> What to do:
**1.** From the Gödel proof sketch below, copy the passage starting at "Then write a" and ending at "represented by $y$.".
**2.** In the Gödel proof sketch below, what does $\text{cat}(x,y)$ do?

> Provided text:
Gödel was able to construct a statement that says "this statement is not provable."

The proof is something like this. First create an enumeration scheme of written documents. Then create a statement in number theory "$P(x,y,z)$", which means "if $x$ is interpreted as a computer program, and we input the value $y$, then the value $z$ is the output." (This part was quite hard, but intuitively you can see it could be done.)

Then write a computer program that checks proofs. Creating proofs is undecidable, and it is hard to create a program to do that. But a program to check a proof can be created. Let's suppose this program becomes the literal number $n$ in our enumeration scheme. Then we can create a statement in number theory "$Q(x)$"${}={}$"$\exists y:P(n,\text{cat}(x,y),1)$". Here $\text{cat}(x,y)$ concatenates a written statement in number theory $x$ with its proof $y$. So $Q(x)$ says "$x$ is provable."

Now construct in number theory a formula $S(x,y)$, which means take the statement enumerated by $x$, and whenever you see the symbol $x$ in it, substitute it with the literal number represented by $y$.

Now consider the statement "$T(x)$"${}={}$"$\text{not} \ Q(S(x,x))$". Let's suppose this enumerates as the number $m$.

Then "$T(m)$" is a statement in number theory that says "this statement is not provable."

Now suppose "$T(m)$" is provable. Then it is true. But if it is true, then it is not provable (because that is what the statement says).

So "$T(m)$" is clearly not provable. Hence it is true.

I know I am missing some important technical issues. I'll answer them as best I can when they are asked. But that is the rough outline of the proof of Gödel's incompleteness theorem.

• If a logical argument allows you to end with "Hence it is true", how is that not a proof? Jan 3, 2014 at 0:34
• @mbeckish Because in our proof that it is not provable, we used an addition axiom in addition to the axioms we were given. Namely, that the system is consistent. (If it is inconsistent, then we every statement is provable.) That is where Goedel's second incompleteness statement comes from: you cannot prove a sufficiently complex set of axioms is consistent within itself. (Sufficiently complex means: you can represent computer programs in it.) Jan 3, 2014 at 0:37
• I think we actually used $\Sigma_1$-soundness. $\:$ However, the (Gödel-)Rosser sentence works with just consistency.

> Data segment:
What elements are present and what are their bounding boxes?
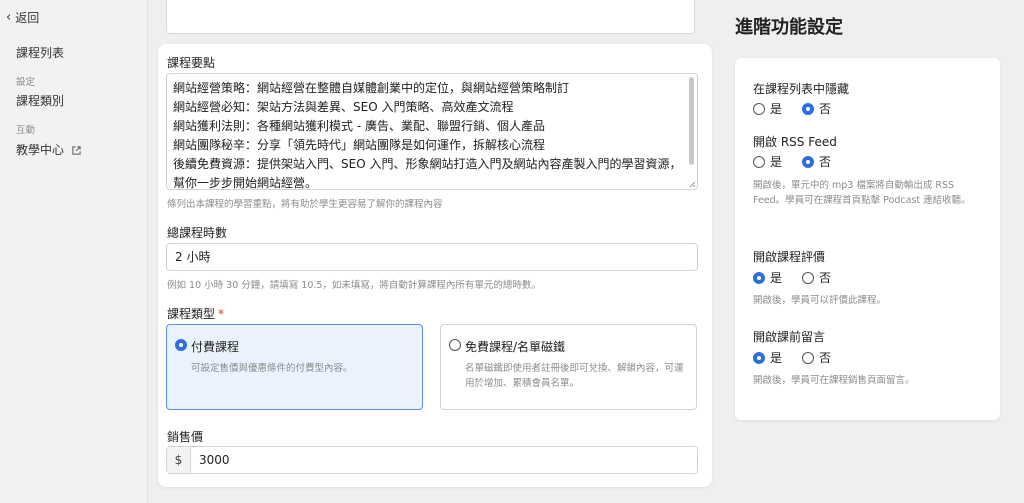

> Responses to the exercise:
**1.**
Then write a computer program that checks proofs. Creating proofs is undecidable, and it is hard to create a program to do that. But a program to check a proof can be created. Let's suppose this program becomes the literal number $n$ in our enumeration scheme. Then we can create a statement in number theory "$Q(x)$"${}={}$"$\exists y:P(n,\text{cat}(x,y),1)$". Here $\text{cat}(x,y)$ concatenates a written statement in number theory $x$ with its proof $y$. So $Q(x)$ says "$x$ is provable."

Now construct in number theory a formula $S(x,y)$, which means take the statement enumerated by $x$, and whenever you see the symbol $x$ in it, substitute it with the literal number represented by $y$.

**2.** It concatenates a written statement in number theory $x$ with its proof $y$.